Using the listing below, please gather every line containing the word "content".

Extracts from a graphics dataset:
☆ ☆ ☆ ☆ ☆ ☆ ☆

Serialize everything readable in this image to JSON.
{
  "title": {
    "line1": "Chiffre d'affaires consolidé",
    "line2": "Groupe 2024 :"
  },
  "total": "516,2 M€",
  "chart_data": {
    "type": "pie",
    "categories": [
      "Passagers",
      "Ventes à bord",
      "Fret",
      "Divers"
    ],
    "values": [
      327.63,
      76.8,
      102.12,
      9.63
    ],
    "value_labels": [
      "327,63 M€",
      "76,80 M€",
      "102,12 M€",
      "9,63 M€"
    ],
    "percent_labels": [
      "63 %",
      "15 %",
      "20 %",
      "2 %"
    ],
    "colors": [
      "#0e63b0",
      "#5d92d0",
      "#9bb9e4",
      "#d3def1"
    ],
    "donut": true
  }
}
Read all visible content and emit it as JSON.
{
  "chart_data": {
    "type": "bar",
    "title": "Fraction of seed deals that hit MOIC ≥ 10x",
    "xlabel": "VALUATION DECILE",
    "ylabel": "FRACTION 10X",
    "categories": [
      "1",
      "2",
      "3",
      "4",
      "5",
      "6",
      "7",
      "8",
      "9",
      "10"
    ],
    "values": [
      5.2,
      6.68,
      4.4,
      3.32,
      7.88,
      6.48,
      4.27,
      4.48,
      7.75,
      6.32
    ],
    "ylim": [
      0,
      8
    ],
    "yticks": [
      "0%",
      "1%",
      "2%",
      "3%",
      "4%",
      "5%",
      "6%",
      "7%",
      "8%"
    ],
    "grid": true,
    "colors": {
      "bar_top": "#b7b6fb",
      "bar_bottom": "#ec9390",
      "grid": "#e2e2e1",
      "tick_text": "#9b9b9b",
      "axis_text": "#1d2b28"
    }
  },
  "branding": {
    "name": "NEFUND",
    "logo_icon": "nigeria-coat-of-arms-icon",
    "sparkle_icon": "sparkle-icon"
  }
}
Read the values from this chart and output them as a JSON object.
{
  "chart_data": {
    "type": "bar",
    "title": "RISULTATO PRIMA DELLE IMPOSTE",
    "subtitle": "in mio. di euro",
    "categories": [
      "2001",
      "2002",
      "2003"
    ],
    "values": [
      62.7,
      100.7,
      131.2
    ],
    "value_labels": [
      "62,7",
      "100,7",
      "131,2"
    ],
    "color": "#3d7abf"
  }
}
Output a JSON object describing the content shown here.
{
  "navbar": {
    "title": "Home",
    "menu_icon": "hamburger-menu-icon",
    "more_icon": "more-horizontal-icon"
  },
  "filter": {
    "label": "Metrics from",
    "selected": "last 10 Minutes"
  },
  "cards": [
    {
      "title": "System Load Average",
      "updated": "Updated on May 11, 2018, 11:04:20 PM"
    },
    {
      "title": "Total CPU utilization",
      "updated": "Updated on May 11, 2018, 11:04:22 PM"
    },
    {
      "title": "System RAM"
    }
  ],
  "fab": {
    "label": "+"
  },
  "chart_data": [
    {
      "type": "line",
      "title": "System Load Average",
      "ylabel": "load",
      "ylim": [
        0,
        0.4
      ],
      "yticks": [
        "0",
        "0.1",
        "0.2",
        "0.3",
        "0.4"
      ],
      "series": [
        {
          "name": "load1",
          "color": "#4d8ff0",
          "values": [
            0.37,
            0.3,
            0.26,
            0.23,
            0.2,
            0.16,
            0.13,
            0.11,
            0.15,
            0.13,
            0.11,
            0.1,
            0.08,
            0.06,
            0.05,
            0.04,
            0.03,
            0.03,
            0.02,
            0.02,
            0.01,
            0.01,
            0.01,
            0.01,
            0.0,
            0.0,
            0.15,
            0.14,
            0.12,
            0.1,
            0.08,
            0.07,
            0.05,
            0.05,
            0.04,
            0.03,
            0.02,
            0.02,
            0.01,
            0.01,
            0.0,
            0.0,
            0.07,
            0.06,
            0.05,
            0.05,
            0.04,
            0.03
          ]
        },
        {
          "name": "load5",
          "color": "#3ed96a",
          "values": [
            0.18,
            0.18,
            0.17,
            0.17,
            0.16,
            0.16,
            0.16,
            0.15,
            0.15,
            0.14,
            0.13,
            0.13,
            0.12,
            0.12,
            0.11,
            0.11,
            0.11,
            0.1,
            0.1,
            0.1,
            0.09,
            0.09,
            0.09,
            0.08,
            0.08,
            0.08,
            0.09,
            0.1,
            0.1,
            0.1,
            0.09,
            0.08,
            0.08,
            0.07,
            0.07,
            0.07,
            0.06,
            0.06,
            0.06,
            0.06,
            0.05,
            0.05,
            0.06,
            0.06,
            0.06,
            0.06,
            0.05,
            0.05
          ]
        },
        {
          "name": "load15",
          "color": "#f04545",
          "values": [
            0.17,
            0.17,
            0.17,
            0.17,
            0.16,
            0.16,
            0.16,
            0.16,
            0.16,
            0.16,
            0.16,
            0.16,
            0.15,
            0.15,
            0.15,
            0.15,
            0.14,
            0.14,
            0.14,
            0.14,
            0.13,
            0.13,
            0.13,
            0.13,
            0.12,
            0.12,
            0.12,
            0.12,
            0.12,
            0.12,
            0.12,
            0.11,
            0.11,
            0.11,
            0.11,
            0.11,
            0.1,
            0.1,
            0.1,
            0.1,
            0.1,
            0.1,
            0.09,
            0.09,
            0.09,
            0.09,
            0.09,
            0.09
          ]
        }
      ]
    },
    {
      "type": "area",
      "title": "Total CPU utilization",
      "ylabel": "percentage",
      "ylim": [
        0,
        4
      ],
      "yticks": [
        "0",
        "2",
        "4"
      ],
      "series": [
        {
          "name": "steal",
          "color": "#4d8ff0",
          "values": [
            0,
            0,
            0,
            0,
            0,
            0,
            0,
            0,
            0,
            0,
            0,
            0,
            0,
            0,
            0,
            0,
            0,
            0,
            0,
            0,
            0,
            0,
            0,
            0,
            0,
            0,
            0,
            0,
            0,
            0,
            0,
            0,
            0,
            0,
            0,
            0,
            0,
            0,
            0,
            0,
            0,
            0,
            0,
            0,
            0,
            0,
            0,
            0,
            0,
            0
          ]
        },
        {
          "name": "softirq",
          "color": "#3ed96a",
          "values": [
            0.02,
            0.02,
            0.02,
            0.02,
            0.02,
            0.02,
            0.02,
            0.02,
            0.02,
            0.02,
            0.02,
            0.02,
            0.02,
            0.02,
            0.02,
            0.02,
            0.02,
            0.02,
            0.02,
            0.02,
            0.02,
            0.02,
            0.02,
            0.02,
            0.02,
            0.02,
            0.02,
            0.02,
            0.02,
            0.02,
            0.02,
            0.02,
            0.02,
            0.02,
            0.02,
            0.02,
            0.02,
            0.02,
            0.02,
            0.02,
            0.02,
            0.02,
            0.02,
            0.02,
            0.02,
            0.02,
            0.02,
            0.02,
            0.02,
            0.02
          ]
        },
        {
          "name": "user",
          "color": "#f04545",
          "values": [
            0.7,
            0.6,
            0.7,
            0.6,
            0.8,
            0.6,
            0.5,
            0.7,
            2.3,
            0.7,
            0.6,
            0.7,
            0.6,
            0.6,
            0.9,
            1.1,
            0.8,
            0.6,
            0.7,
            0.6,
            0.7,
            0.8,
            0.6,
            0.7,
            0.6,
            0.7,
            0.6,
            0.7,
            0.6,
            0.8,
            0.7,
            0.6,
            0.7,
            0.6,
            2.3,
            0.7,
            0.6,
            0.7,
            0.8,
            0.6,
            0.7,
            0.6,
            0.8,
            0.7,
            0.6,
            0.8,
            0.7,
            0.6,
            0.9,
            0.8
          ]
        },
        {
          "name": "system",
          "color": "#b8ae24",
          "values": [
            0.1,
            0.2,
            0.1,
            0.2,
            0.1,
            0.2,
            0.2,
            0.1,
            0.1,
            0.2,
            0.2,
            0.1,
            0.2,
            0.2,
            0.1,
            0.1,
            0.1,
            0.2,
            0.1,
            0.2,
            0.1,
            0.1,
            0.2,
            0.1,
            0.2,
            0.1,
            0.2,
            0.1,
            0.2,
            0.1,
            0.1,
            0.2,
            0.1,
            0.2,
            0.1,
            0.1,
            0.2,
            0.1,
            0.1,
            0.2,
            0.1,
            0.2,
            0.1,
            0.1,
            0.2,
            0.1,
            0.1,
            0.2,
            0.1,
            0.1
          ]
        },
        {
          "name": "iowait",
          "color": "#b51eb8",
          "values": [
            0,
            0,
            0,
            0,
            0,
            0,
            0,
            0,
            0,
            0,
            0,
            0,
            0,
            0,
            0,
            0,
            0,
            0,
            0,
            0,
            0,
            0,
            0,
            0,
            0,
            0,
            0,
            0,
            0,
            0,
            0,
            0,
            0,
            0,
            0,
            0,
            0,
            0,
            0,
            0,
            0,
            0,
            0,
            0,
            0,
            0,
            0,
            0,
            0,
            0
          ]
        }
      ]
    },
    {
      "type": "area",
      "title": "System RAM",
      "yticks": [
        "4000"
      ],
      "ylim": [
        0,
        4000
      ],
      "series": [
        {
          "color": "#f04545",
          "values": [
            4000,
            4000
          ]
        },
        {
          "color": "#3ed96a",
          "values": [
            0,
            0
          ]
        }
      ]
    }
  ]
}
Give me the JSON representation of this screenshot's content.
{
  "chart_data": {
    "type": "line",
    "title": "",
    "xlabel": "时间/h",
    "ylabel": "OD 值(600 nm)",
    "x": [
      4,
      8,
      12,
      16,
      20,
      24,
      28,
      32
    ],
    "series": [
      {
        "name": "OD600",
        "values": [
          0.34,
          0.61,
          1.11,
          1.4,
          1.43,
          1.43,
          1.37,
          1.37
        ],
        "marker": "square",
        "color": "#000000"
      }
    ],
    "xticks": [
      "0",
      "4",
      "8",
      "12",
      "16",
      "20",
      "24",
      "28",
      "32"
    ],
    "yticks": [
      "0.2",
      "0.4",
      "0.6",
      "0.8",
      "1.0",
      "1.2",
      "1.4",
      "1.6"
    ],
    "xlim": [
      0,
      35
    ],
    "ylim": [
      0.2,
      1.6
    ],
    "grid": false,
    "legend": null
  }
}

☆ ☆ ☆ ☆ ☆ ☆ ☆

-- Full solution --
Read all visible content and emit it as JSON.
Output a JSON object describing the content shown here.
Give me the JSON representation of this screenshot's content.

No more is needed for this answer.